═══ RECORDS FOR PROCESSING

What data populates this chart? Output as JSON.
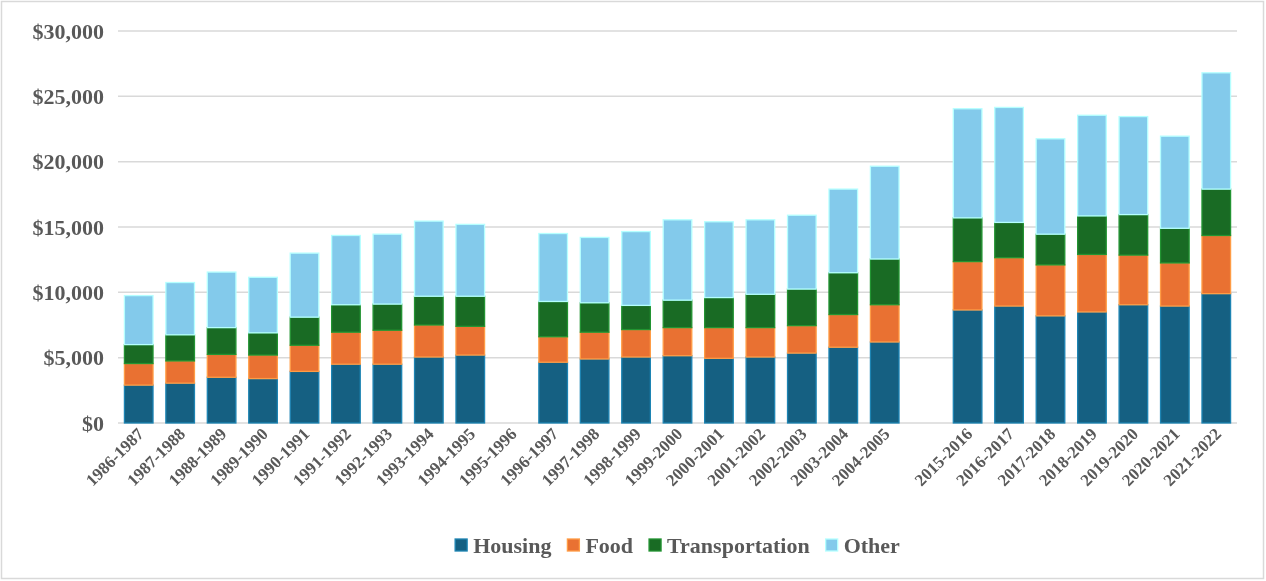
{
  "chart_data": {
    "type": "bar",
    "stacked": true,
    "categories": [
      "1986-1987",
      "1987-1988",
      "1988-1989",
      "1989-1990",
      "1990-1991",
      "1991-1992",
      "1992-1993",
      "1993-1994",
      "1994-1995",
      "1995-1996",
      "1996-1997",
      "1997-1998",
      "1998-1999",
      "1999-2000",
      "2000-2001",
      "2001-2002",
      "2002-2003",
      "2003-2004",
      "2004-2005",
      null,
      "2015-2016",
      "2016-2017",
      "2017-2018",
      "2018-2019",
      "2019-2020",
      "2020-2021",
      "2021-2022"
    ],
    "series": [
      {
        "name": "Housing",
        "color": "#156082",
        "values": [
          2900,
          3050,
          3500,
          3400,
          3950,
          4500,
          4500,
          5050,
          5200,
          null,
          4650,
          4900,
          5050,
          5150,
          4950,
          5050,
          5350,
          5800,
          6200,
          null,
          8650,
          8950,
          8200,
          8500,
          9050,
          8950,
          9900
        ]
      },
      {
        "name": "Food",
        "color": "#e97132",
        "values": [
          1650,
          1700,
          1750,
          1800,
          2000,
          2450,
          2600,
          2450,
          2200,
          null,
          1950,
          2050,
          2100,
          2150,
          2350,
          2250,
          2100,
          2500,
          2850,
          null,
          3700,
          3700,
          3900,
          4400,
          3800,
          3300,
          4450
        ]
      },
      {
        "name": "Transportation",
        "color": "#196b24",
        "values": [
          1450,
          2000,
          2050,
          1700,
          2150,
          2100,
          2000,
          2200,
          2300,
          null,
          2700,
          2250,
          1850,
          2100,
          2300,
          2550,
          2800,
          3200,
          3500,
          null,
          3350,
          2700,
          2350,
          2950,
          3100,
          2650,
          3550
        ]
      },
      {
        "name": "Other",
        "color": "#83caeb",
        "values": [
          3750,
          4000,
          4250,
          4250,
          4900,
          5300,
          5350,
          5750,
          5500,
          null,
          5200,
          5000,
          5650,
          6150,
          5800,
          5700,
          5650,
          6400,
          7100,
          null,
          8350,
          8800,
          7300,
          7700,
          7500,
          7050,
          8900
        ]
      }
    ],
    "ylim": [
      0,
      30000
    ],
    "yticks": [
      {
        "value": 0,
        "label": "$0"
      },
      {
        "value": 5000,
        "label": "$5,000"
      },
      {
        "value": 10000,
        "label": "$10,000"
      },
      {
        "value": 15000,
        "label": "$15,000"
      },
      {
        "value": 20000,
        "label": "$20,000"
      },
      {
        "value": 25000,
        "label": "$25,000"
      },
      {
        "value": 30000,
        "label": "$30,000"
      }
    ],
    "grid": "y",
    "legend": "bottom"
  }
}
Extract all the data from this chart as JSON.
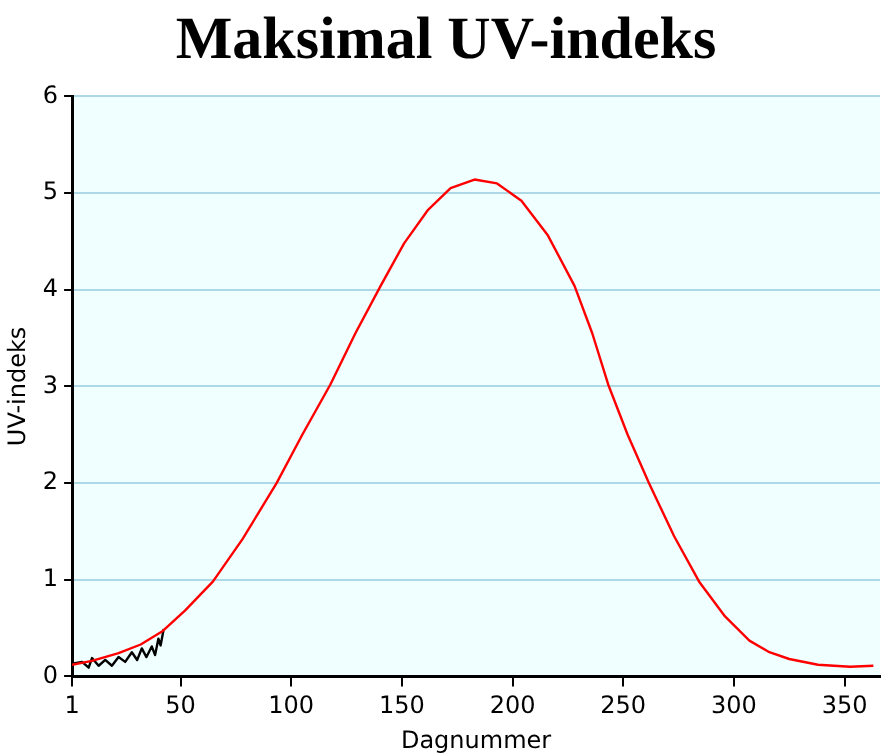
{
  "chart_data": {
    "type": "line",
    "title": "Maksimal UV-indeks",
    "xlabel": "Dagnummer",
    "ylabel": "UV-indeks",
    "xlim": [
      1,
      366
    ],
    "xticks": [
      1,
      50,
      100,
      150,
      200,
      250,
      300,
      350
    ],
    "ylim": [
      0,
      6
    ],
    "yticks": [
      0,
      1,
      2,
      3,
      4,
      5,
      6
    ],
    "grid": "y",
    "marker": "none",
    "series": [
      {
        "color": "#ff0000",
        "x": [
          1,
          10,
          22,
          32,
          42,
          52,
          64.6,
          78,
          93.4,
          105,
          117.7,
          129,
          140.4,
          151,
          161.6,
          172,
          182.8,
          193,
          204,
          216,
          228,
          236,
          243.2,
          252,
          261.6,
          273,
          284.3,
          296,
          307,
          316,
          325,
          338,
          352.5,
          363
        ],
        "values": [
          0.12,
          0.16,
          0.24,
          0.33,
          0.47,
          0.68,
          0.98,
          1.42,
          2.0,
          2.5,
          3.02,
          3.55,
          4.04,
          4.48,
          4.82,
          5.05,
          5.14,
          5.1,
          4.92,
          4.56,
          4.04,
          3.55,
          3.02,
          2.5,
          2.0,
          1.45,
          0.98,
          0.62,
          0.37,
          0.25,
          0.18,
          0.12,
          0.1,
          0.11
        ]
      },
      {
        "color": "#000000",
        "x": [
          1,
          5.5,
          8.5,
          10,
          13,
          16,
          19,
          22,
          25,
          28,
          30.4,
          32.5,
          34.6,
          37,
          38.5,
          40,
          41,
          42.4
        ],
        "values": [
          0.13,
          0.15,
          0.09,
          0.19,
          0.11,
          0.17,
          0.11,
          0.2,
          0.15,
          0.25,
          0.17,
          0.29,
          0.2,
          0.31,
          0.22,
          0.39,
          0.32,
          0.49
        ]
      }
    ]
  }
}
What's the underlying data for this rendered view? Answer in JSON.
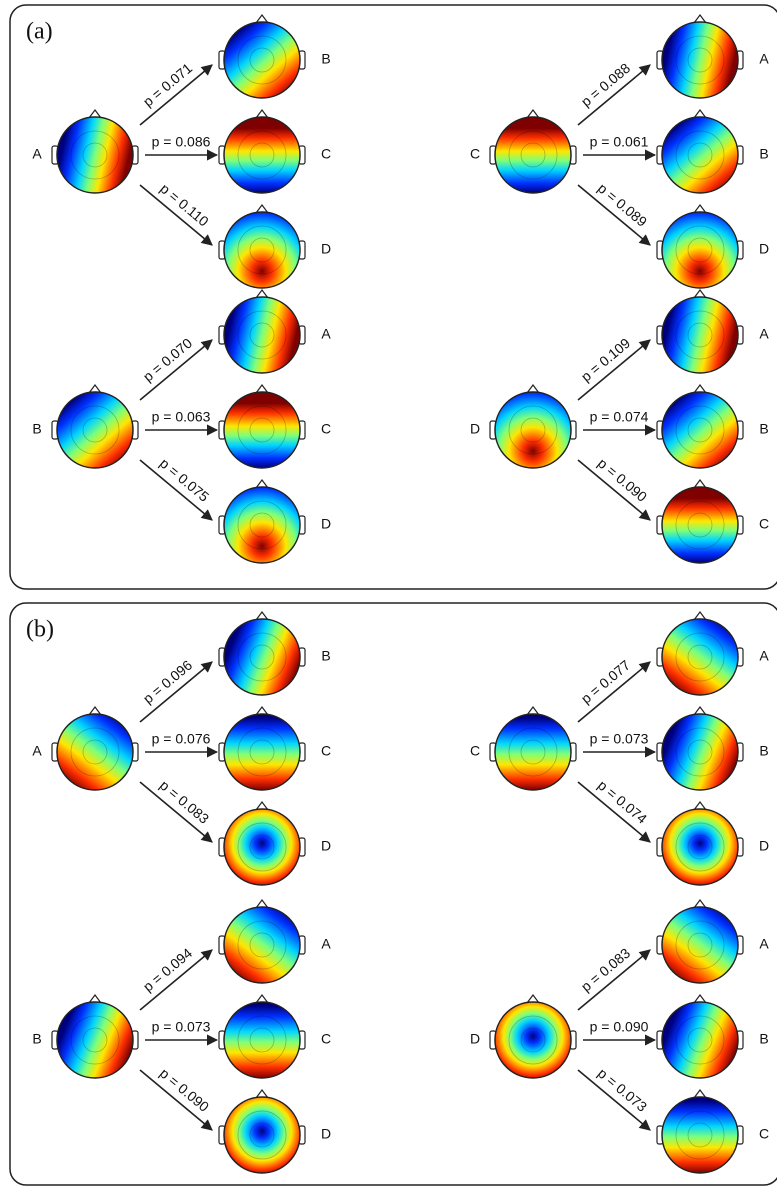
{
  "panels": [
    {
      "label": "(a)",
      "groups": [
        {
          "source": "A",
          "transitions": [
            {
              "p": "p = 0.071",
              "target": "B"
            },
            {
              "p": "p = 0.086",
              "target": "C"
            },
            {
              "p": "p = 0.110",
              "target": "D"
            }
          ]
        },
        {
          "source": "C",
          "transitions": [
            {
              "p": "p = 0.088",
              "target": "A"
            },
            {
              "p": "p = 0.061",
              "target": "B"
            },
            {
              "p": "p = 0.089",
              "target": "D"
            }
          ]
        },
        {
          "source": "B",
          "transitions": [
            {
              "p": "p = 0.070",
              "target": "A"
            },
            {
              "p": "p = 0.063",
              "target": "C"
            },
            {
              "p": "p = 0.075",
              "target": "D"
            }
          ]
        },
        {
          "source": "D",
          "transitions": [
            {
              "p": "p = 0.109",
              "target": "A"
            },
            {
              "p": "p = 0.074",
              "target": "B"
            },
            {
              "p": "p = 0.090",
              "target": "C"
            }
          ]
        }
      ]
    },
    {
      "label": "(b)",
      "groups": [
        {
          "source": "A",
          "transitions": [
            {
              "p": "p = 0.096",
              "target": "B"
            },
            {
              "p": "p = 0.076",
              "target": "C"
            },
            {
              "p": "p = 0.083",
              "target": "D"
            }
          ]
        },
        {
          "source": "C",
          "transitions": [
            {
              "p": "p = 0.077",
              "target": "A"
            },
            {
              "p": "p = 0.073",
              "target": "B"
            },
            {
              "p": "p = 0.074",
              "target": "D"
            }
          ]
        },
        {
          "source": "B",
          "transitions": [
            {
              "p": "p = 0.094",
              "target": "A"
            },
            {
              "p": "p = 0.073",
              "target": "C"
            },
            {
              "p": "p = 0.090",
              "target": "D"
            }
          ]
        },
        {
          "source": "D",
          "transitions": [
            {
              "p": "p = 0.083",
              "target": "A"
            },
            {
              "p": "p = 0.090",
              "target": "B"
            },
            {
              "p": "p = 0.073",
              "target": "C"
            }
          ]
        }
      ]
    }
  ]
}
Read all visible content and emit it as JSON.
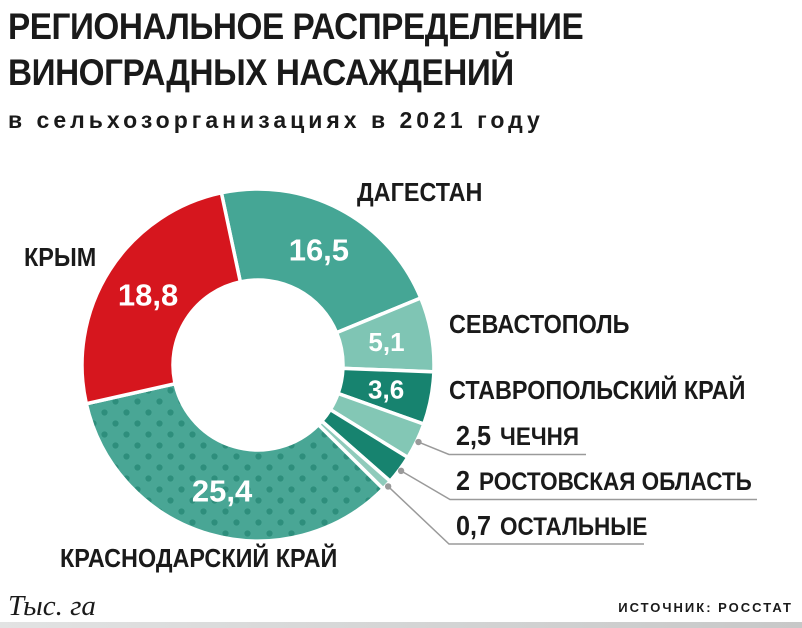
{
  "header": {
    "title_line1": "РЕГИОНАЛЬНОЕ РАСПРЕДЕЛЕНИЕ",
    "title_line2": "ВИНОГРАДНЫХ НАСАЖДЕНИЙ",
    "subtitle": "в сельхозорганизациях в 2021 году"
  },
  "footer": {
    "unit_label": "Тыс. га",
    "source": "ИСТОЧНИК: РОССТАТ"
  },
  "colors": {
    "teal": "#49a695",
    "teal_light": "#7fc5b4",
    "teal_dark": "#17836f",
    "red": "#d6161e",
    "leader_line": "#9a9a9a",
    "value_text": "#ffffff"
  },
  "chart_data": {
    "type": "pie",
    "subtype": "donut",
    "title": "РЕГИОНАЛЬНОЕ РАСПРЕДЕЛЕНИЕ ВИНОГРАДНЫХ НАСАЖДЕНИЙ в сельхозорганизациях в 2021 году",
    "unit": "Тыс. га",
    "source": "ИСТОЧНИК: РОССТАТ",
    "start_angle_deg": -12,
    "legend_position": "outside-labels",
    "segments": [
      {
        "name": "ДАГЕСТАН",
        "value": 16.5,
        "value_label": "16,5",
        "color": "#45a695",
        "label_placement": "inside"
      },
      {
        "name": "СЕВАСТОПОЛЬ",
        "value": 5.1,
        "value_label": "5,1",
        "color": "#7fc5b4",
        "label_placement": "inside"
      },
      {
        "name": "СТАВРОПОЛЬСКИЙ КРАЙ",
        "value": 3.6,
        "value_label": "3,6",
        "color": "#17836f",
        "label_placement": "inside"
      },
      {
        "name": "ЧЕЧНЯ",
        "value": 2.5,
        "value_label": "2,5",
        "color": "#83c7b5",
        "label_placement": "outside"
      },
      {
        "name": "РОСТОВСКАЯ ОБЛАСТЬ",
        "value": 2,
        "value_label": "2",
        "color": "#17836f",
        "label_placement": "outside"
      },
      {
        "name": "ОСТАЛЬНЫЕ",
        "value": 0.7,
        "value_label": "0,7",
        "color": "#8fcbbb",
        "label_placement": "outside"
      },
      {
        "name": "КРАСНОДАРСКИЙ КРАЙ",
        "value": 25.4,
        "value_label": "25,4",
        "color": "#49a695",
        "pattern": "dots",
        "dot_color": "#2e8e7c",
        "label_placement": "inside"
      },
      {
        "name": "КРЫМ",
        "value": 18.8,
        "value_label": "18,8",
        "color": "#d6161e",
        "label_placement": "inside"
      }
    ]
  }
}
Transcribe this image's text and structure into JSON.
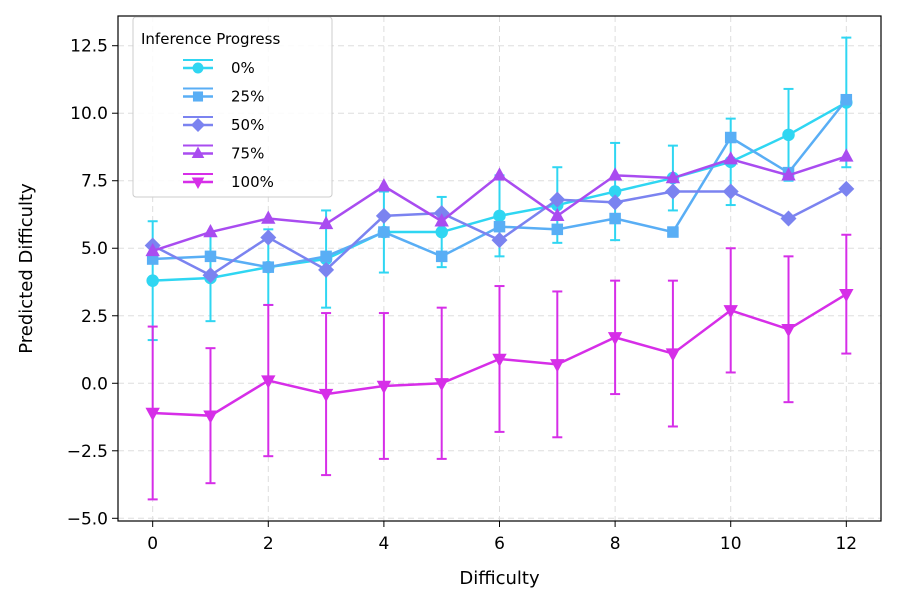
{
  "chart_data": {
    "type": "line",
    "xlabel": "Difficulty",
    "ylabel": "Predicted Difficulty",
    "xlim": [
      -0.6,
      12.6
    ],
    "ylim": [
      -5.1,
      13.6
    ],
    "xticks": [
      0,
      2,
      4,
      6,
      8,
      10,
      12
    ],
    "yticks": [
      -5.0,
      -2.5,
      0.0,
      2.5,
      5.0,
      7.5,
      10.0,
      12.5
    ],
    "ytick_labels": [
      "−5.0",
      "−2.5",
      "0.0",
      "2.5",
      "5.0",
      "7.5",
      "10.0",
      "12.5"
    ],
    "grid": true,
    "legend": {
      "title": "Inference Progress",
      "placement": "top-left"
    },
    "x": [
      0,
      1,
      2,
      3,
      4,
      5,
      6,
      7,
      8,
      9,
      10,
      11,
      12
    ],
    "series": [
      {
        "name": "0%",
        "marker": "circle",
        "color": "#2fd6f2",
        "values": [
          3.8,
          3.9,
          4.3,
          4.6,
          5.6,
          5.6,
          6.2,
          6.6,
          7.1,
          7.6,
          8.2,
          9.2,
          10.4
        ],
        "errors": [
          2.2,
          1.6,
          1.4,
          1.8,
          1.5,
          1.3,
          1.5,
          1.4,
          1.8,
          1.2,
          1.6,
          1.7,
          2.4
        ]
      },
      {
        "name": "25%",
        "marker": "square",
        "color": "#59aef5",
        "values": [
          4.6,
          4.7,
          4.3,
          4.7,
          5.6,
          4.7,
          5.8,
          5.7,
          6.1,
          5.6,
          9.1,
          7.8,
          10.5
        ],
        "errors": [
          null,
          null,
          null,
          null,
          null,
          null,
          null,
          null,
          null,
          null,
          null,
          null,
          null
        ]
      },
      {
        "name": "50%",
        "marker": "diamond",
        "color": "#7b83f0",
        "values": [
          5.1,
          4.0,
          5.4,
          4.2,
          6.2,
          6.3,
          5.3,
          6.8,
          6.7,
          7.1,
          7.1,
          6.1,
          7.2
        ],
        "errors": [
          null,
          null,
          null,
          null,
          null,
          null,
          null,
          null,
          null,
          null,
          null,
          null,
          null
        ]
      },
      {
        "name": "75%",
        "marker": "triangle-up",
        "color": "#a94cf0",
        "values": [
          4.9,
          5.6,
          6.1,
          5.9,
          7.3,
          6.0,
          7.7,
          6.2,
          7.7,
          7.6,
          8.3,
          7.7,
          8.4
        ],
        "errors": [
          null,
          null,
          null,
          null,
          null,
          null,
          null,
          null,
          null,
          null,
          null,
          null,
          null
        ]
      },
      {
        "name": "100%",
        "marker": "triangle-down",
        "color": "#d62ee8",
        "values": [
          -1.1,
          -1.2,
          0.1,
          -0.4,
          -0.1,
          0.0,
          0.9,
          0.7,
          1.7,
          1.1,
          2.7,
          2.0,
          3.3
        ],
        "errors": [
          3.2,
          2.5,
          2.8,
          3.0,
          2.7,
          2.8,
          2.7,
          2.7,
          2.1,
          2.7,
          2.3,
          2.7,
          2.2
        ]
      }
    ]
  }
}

══════

Report how many lines in the records hold the word "marker", giving the number and nothing else.

## RESPONSE
6